- **本文**:
________

橋本:ないないない。虐待問題を発信する手段としてブログを書いてたけど、それ以外の方法が分からなかったので、写真って依頼が来たときにおもしろいなって思った。だからポジティブに、これは自分には出ない発想だからすぐ乗りました。
長谷川:隆生さんで始まって上手くいったことが次に続いていった。第一歩です、本当に。

-------次はヤマダの第一印象をお願いします

長谷川:カナンさんの方から連絡をくれたすごく珍しい出会いでした。
ヤマダ:私がちょうど『母になるのがおそろしい』を出してすぐだったから、虐待に関する何かをやりたいって思ったときにネットで見かけてメールしたんですよ。そしたらすぐ返事が来て。
橋本:願ったり叶ったりですよね。 長谷川さん、困ってたからね。協力者がいないって。だから『誰かいたら紹介しますね』って感じだったんですよね。

________

- **記録一覧**:
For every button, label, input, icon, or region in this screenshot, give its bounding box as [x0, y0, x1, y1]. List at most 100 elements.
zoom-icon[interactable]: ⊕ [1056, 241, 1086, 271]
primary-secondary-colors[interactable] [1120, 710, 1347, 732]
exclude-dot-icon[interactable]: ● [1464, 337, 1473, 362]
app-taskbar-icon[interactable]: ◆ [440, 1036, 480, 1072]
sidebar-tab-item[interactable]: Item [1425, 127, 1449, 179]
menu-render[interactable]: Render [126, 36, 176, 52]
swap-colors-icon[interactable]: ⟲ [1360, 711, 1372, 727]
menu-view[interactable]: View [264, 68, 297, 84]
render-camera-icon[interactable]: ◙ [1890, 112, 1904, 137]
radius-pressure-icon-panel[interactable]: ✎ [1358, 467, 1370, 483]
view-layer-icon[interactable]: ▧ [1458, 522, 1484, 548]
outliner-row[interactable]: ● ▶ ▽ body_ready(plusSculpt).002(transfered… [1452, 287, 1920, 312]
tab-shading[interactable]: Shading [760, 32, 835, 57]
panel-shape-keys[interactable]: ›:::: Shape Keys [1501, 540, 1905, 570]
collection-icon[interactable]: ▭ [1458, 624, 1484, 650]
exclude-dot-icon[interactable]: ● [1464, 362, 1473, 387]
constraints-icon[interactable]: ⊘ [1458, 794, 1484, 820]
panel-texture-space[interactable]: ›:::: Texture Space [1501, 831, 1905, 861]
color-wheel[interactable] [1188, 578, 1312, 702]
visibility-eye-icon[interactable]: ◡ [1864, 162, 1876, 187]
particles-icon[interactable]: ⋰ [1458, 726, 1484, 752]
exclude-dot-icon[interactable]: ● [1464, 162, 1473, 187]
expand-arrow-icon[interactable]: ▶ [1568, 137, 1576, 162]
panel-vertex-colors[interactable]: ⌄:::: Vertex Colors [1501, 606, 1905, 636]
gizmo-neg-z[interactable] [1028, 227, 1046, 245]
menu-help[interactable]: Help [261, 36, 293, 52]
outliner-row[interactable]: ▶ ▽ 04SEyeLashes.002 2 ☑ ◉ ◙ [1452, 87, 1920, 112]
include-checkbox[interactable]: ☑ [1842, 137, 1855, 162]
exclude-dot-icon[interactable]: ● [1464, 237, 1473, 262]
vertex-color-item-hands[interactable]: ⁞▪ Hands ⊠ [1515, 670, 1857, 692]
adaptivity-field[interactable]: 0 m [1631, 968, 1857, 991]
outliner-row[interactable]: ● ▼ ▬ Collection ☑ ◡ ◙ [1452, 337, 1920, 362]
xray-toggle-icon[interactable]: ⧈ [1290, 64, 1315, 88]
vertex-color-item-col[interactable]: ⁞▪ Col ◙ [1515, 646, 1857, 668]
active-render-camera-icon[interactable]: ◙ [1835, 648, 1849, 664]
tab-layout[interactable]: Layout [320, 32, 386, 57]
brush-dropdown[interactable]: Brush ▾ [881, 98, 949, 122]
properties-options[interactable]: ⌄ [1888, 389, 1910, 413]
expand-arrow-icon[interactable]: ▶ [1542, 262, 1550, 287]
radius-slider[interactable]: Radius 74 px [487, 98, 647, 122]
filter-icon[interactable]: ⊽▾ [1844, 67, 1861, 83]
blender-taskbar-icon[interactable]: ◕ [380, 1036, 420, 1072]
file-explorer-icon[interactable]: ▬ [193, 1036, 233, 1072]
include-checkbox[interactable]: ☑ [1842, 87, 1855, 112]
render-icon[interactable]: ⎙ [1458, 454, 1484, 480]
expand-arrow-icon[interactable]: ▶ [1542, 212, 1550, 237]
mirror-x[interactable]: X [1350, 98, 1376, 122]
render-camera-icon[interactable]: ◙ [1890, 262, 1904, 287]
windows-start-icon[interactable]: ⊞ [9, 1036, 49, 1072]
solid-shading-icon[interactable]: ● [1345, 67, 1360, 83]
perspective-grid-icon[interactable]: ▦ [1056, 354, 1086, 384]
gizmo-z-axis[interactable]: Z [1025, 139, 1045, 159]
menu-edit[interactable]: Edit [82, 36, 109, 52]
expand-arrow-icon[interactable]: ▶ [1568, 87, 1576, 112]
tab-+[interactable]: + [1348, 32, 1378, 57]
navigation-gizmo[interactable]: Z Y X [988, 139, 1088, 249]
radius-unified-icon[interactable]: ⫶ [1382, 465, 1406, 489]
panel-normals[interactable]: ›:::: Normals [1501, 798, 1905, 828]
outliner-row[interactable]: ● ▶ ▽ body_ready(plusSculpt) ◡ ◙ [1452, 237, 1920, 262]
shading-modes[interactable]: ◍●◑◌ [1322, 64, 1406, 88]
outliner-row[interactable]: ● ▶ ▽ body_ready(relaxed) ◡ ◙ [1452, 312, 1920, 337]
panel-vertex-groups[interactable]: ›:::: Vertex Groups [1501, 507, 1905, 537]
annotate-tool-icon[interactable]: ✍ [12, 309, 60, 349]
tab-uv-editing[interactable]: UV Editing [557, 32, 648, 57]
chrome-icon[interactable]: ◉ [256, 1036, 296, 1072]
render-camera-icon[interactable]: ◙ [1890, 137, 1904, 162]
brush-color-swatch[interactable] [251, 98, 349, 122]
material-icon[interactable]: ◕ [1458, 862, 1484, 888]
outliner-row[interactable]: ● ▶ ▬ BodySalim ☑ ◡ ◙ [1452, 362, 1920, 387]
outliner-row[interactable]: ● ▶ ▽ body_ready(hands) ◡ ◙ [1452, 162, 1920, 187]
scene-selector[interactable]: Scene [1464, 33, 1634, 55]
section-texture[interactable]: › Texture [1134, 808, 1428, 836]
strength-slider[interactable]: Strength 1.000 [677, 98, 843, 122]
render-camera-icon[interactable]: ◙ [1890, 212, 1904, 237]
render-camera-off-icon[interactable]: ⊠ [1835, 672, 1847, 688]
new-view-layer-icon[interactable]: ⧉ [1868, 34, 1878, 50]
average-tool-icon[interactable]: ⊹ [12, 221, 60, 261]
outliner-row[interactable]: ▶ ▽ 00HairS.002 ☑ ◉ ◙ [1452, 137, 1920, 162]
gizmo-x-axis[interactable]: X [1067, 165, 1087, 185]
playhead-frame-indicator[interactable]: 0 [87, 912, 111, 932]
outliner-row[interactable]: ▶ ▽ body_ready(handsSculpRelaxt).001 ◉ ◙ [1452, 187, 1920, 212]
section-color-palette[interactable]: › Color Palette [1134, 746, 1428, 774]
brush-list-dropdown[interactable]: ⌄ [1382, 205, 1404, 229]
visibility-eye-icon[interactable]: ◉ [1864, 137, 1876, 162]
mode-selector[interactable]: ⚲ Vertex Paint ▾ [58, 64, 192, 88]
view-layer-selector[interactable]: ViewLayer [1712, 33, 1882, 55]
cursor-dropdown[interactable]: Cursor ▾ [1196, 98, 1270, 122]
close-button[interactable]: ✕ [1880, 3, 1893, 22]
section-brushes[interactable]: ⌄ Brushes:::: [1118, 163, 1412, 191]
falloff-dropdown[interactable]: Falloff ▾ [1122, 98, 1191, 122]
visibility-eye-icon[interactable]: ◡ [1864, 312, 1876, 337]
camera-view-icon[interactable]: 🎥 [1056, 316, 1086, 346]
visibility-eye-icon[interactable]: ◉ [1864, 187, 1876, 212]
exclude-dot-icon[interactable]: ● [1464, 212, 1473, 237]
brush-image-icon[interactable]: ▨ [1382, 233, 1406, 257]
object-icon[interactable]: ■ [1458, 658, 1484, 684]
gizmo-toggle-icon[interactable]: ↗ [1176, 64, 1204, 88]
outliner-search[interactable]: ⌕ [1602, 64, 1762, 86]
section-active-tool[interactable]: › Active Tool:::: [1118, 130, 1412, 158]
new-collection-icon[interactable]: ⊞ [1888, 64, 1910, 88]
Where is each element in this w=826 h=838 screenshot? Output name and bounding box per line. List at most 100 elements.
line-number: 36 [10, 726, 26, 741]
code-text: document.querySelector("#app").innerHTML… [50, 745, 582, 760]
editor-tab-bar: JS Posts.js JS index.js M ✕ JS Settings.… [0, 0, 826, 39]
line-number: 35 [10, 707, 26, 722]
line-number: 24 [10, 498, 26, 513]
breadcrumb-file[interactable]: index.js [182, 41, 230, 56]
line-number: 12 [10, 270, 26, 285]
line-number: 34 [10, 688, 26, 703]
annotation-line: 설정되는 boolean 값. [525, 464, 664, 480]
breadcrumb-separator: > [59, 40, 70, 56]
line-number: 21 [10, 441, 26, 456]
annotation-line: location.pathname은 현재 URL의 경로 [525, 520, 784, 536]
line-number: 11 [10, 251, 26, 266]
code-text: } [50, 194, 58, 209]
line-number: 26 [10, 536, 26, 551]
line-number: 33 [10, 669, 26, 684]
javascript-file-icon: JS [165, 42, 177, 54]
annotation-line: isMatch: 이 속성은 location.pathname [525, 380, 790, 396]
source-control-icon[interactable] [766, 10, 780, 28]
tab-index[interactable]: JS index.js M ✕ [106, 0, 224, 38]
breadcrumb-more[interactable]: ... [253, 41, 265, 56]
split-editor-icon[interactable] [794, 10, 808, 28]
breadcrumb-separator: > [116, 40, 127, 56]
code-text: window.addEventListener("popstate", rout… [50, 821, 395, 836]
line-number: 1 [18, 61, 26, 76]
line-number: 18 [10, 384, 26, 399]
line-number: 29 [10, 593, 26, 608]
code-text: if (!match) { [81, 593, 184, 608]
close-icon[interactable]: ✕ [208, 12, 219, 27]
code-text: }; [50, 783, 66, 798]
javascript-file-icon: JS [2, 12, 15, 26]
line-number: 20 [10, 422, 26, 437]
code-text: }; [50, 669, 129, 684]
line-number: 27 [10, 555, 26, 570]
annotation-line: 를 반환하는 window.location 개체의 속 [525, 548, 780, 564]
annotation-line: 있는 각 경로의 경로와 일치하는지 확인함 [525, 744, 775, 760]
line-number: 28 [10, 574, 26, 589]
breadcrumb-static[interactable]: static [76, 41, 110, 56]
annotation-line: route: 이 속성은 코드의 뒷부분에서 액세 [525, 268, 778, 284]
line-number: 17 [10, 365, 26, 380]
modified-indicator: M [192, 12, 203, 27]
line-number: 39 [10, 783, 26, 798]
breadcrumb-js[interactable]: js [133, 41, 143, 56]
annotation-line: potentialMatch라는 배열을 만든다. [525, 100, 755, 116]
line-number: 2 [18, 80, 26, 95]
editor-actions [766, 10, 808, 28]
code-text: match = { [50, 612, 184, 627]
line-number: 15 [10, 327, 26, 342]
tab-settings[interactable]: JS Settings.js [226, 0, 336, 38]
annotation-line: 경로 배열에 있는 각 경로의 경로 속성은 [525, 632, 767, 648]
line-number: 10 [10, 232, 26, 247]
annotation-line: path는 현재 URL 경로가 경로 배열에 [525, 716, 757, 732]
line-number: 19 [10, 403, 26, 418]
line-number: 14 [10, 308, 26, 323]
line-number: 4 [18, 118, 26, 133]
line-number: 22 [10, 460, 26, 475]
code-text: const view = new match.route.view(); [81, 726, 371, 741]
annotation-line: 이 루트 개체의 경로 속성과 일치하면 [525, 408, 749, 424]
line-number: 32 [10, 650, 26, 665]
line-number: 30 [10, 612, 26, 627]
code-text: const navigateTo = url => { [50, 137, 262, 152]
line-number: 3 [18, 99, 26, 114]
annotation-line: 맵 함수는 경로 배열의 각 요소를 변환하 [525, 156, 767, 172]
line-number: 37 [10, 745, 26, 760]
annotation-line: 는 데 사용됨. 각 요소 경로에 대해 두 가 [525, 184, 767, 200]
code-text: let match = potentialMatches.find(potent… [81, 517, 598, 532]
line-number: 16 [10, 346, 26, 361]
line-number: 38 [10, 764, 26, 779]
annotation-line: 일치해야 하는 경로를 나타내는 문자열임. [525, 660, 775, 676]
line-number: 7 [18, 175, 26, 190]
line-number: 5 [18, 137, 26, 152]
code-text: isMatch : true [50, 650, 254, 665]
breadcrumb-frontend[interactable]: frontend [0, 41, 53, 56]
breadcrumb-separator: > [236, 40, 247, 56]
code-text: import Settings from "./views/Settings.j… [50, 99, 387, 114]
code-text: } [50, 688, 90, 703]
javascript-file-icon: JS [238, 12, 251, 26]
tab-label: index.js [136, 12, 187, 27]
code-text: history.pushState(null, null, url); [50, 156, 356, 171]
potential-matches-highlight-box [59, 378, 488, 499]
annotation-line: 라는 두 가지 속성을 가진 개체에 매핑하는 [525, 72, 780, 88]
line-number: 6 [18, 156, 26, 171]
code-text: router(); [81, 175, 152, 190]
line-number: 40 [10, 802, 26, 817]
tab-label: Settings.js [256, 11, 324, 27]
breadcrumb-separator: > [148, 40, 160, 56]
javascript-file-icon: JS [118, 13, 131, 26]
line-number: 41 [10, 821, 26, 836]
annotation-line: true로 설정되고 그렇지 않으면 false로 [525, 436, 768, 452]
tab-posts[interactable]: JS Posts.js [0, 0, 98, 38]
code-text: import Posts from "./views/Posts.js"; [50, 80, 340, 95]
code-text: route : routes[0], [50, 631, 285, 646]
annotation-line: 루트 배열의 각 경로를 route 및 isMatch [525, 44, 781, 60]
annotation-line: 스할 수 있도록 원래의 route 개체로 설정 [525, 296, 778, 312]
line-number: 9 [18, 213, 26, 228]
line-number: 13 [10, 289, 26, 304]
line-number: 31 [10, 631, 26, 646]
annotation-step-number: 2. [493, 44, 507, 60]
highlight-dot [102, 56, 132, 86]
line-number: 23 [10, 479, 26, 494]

________

- **指示事項**:
1. 本文で、写真の依頼が来る前に橋本さんが虐待問題を発信する手段としていたことは何ですか。
2. 本文によると、橋本さんが写真の依頼にすぐ乗ったのはなぜですか。理由を説明してください。
行を参照しなくても解答できます。

- **実行結果**:
1. ブログを書くことです。

2. 橋本さんは虐待問題を発信する手段としてブログしか知らず、ほかの方法が分からなかったからです。そのため、写真は自分には出ない発想で、おもしろいと思えました。